To get a better sense of the errors that the Naive Bayes classifer makes, you will create a confusion matrix. 

- Implement `confusion_matrix` in `naive_bayes.py`.
- Print out a confusion matrix of the spam classification results.

In [10]:
y_test = y_test.astype('int')
y_pred = y_pred.astype('int')
print(nb.confusion_matrix(y_test, y_pred))


[[2756.  566.]
 [ 173. 3245.]]


**Question 10:** Interpret the confusion matrix, using the convention that positive detection means spam (*e.g. a false positive means classifying a ham email as spam*). What types of errors are made more frequently by the classifier? What does this mean (*i.e. X (spam/ham) is more likely to be classified than Y (spam/ham) than the other way around*)?

**Reminder: Look back at your preprocessing code: which class indices correspond to spam/ham?**

**Answer 10:** The confusion matrix tells us that `173` spam emails are falsely classfied as `ham` and 566 `ham` emails are misclassified as `spam`. In terms of binary performance metrics, it makes `False Positive` more frequently. It means that `ham` emails are more likely to be classified as `spam`.

### 3e) Investigate the misclassification errors

Numbers are nice, but they may not the best for developing your intuition. Sometimes, you want to see what an misclassification *actually* looks like to build your understanding as you look to improve your algorithm. Here, you will take a false positive and a false negative misclassification and retrieve the actual text of the email so see which emails produced the error.

- Determine the index of the **FIRST** false positive and false negative misclassification — i.e. 2 indices in total. Remember to use your inds array to figure out the index of the emails BEFORE shuffling happened.
- **Section B:** Implement the function `retrieve_emails` in `email_preprocessor.py` to return the string of the raw email at the error indices. (**Sections A/C** have been supplied with this function on Classroom.)
- Call your function to print out the two emails that produced misclassifications.

**Question 11:** What do you think it is about each email that resulted in it being misclassified?

**Answer 11:** For the first scenario, the email has lots of numbers and words related to money, which causes the classfier to detect it as `spam`. For the second email, the message is extremely short and the classfier simply does not have enough information, and the email is easily classified incorrectly.

In [11]:
# Determine the indices of the 1st FP and FN.
# Note: spam = 0, ham = 1
inds = np.where(y_pred != y_test)[0]
# print(inds.shape)
# print(y_test[:10])

fp = inds_test[inds[np.in1d(inds, np.where(y_pred == 0)[0])][0]]
fn = inds_test[inds[np.in1d(inds, np.where(y_pred == 1)[0])][0]]
print(fp)

Stored records:
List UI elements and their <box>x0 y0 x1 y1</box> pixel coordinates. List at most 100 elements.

==

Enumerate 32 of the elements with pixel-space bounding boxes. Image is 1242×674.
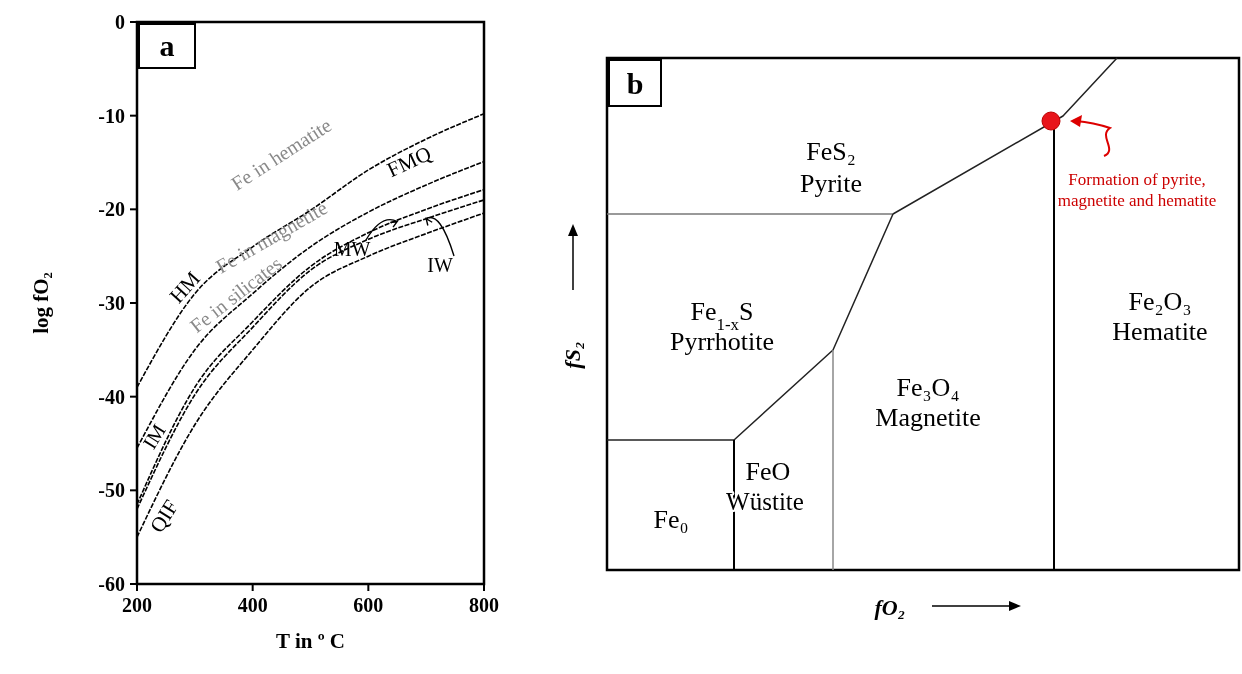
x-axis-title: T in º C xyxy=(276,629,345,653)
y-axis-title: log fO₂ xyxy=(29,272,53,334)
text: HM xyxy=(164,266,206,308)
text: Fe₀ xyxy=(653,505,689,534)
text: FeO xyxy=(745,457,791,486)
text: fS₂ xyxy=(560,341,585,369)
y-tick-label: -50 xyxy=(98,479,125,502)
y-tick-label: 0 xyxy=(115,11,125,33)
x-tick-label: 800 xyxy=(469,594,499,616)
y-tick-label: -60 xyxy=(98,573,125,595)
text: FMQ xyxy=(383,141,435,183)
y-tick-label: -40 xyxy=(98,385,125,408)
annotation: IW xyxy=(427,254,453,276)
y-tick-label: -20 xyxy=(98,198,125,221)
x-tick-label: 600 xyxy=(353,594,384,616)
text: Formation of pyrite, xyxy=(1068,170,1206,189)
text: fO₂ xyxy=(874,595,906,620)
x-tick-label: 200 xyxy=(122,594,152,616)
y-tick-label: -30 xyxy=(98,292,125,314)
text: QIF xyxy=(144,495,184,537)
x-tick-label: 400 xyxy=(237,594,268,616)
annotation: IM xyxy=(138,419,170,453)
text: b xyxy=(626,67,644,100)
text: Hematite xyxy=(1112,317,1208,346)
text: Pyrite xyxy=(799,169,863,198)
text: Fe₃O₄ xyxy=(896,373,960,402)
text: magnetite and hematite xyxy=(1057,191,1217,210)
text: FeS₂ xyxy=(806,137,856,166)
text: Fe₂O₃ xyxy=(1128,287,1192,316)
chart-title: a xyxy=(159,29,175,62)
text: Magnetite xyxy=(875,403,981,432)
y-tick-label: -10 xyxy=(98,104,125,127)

Tasks and exercises:
1. Return the part of the Naive Bayes spam classifier text starting at "print(nb.confusion_matrix(y_test, y_pred))" and ending at "other way around*)?", word for word.
2. Supply the next part of the Naive Bayes spam classifier text, picking up right after its final line.
These records are drawn from a separate source.

Answers to each task:
1.
print(nb.confusion_matrix(y_test, y_pred))


[[2756.  566.]
 [ 173. 3245.]]


**Question 10:** Interpret the confusion matrix, using the convention that positive detection means spam (*e.g. a false positive means classifying a ham email as spam*). What types of errors are made more frequently by the classifier? What does this mean (*i.e. X (spam/ham) is more likely to be classified than Y (spam/ham) than the other way around*)?

2.
print(fn)

3814
28708


In [12]:
# Use retrieve_emails() to display the first FP and FN.
inds = np.array([fp, fn])
print(inds)
emails = epp.retrieve_emails(inds)

print()
print('The 1st email that is a false positive (classified as spam, but really not) is:')
print('------------------------------------------------------------------------------------------')
print(emails[0])
print('------------------------------------------------------------------------------------------')
print('The 1st email that is a false negative (classified as ham, but really spam) is:')
print('------------------------------------------------------------------------------------------')
print(emails[1])
print('------------------------------------------------------------------------------------------')

[ 3814 28708]

The 1st email that is a false positive (classified as spam, but really not) is:
------------------------------------------------------------------------------------------
Subject: hearing info

------------------------------------------------------------------------------------------
The 1st email that is a false negative (classified as ham, but really spam) is:
------------------------------------------------------------------------------------------
Subject: conoco / tw at monument - - - level " a " + / - 30 % cost estimate
design volume = 60 mmcf / d at 700 psig
the following is a summary of facility requirements and the associated cots to tie conoco to tw - 10 " suction side of the monument compressor station .
facilities a - release costs ( $ )
10 x 8 " tee & side valve 30 , 000
efm , das , rtu , chromatograh 130 , 000
and h 2 o analyzer and buildings .
8 " - ultrasonic measurements 40 , 000
flow control valve with pressure override 135 , 000
and isolation valve
ove

## Task 4) Comparison with KNN


- Run a similar analysis to what you did with Naive Bayes above. When computing accuracy on the test set, you may want to reduce the size of the test set (e.g. to the first 500 emails in the test set).
- Copy-paste your `confusion_matrix` method into `knn.py` so that you can run the same analysis on a KNN classifier.

In [13]:
from knn import KNN

In [14]:
# Construct and train your KNN classifier
knn = KNN(2)
knn.train(x_train, y_train)
print('thank you for your patience... this might take a while...')
knn_ypred = knn.predict(x_test[:500],2)

thank you for your patience... this might take a while...


In [15]:
# Evaluate the accuracy of the KNN classifier
knn_acc = knn.accuracy(y_test[:500], knn_ypred[:500])
print("knn accuracy is : ", knn_acc)

knn accuracy is :  0.912


In [16]:
num_test = 500
print(knn.confusion_matrix(y=y_test[:num_test], y_pred=y_pred))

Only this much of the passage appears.